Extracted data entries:

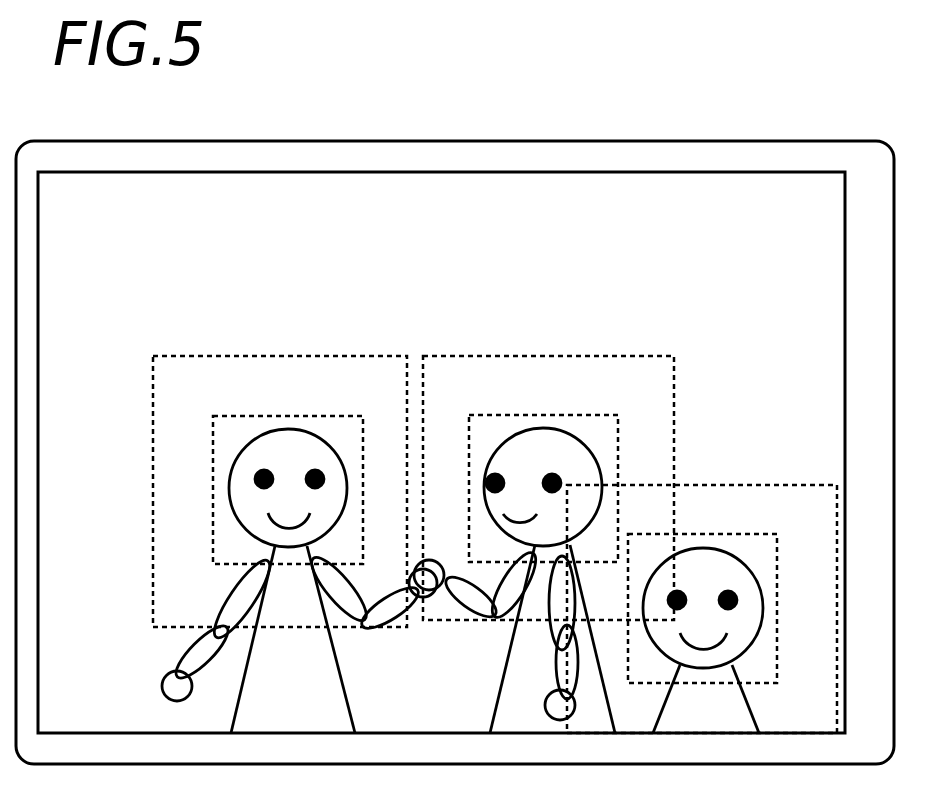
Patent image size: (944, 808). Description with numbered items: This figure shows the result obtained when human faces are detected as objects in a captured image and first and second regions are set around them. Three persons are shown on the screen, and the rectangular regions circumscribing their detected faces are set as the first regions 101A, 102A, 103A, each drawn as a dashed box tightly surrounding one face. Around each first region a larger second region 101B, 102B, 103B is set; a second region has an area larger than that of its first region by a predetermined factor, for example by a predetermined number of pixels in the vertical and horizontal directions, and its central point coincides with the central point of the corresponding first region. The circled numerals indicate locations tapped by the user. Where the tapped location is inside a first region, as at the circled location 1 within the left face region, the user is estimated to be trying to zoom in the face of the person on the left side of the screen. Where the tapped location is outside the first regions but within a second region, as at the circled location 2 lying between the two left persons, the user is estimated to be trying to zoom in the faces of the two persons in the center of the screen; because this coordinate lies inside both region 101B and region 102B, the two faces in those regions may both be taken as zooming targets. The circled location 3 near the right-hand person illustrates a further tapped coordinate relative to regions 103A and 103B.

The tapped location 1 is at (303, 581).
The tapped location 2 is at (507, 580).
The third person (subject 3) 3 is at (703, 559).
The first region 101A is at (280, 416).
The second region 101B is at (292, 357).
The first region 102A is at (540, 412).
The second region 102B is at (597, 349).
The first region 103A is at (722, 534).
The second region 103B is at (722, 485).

# WHAT TO DO
State how many lines in the items above contain the string "location", treating uppercase and lowercase as different. Reply with the number alone.

# OUTPUT FOR THIS TASK
3